Which lines in the material below contain the word "name"? Copy each of them.

+++ DATASET RECORDS

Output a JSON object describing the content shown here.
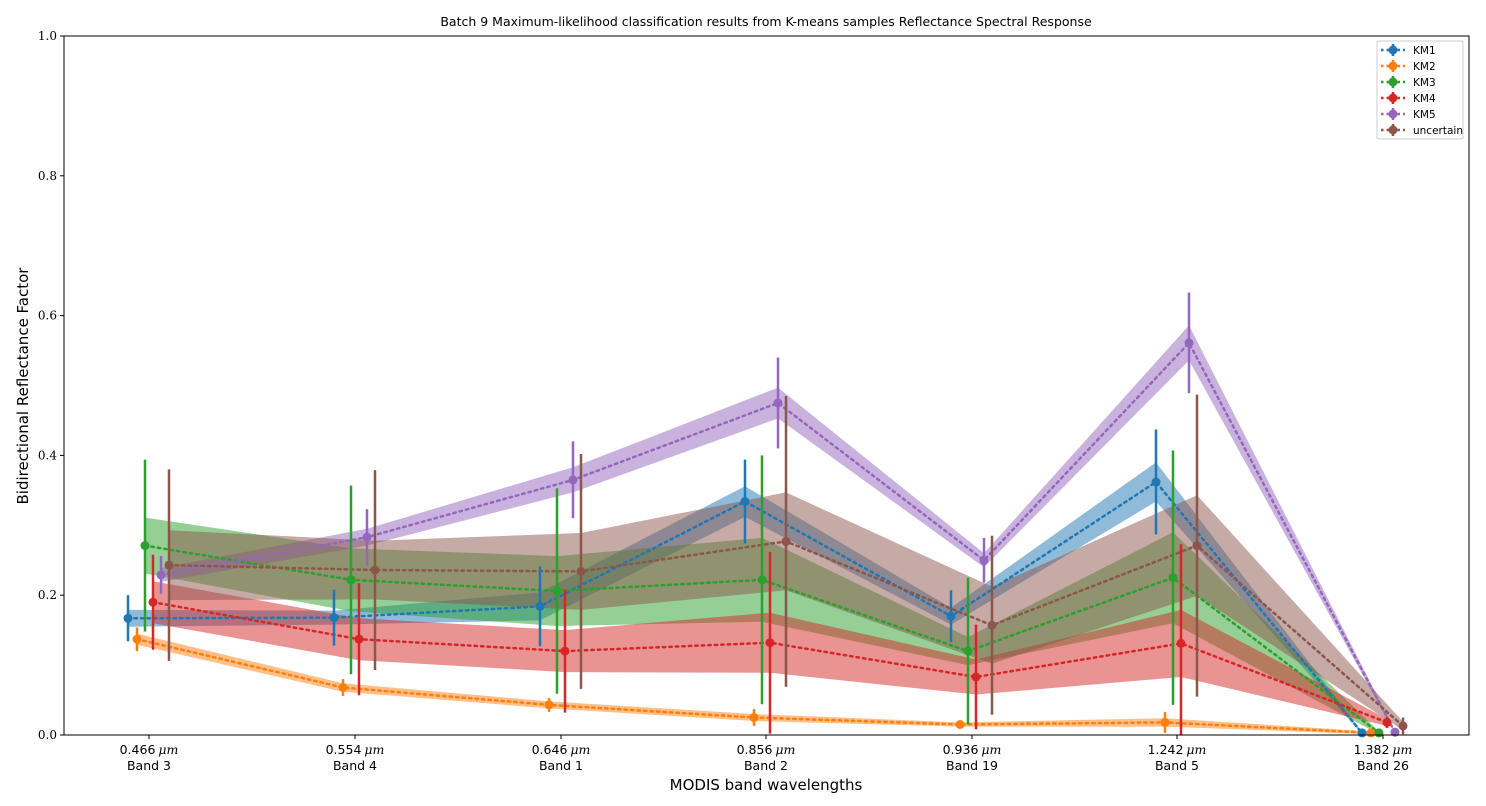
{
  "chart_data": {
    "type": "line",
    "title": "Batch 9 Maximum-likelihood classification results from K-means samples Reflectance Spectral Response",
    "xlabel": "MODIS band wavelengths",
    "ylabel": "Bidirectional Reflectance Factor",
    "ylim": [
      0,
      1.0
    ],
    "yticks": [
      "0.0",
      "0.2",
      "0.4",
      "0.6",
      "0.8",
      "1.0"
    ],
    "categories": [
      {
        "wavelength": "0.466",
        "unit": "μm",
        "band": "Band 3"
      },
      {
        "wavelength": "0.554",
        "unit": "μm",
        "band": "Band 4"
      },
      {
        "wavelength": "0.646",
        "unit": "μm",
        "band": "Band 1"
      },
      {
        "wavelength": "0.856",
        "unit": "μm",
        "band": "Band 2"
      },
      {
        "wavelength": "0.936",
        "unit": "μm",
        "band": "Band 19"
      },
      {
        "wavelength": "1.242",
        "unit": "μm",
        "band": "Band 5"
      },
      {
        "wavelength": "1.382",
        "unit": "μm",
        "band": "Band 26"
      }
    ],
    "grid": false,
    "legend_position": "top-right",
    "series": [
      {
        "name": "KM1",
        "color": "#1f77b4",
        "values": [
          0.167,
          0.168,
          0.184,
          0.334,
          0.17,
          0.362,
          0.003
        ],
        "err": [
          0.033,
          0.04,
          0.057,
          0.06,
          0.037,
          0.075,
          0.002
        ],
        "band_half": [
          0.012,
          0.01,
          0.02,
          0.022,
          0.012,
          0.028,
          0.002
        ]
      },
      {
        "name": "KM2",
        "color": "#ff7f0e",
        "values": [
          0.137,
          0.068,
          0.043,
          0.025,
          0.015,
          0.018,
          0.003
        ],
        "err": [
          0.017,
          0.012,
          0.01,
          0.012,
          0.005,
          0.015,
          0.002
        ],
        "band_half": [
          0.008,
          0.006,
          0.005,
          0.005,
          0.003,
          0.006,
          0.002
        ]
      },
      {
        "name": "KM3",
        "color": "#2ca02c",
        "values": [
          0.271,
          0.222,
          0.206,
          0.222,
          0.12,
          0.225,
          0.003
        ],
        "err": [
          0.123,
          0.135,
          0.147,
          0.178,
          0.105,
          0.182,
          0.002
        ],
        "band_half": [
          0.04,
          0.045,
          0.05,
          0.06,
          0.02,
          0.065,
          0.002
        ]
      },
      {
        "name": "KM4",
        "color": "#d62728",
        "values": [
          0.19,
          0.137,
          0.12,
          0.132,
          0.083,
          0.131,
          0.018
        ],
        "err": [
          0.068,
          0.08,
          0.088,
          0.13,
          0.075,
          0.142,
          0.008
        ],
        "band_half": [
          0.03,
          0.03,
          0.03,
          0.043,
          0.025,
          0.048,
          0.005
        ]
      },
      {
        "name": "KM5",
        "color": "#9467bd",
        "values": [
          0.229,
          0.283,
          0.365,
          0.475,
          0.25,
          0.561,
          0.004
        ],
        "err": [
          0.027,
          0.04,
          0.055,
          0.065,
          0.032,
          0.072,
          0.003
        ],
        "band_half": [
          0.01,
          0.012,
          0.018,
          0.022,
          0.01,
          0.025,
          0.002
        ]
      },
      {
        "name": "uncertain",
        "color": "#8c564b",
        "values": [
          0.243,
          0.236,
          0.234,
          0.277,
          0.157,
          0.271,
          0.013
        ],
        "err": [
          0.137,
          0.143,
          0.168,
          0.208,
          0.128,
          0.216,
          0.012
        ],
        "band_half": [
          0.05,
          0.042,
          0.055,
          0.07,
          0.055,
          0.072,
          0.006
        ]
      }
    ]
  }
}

++++++

(TASK SOLUTION):
        "name": "KM1",
        "name": "KM2",
        "name": "KM3",
        "name": "KM4",
        "name": "KM5",
        "name": "uncertain",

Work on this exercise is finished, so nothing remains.